> [GIVEN INSTRUCTION] Each line that holds the word "JSON" is to be identified and copied.

> [RECORDS SUPPLIED]
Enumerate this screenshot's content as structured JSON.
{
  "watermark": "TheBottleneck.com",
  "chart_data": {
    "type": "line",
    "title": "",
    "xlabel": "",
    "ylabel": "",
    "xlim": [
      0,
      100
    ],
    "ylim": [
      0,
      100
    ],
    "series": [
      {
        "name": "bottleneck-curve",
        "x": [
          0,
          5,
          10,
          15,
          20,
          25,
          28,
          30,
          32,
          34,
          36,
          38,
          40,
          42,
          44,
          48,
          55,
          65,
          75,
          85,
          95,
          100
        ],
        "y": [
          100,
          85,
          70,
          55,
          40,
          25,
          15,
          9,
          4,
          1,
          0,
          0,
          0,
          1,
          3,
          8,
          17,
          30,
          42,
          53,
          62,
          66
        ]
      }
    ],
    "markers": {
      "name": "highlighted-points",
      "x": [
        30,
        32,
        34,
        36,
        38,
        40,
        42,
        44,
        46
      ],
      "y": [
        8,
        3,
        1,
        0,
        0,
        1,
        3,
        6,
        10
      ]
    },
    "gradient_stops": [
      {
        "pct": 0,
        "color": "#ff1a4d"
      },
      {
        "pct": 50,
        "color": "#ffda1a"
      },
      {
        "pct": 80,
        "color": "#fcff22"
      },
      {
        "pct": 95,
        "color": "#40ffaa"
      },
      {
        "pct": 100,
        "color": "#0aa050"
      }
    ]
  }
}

---

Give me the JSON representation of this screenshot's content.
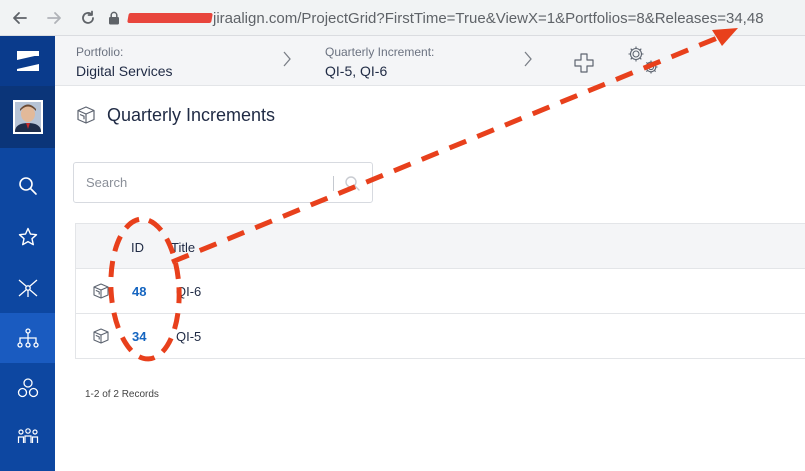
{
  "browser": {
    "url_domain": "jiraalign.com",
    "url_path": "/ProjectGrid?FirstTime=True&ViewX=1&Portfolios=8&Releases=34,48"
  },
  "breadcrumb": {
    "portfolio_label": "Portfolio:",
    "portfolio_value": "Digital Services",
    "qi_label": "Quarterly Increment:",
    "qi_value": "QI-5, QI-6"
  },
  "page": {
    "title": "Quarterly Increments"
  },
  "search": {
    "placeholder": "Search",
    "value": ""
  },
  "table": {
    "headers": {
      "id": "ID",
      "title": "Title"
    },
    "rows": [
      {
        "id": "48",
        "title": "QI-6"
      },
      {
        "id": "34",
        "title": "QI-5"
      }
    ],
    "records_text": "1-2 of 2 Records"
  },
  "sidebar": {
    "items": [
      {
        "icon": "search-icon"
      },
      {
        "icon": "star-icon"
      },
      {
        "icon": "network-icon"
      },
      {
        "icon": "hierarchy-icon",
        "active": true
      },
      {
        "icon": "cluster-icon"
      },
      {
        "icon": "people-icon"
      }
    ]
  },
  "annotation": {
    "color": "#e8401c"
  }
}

> [FINAL ANSWER]
Enumerate this screenshot's content as structured JSON.
Give me the JSON representation of this screenshot's content.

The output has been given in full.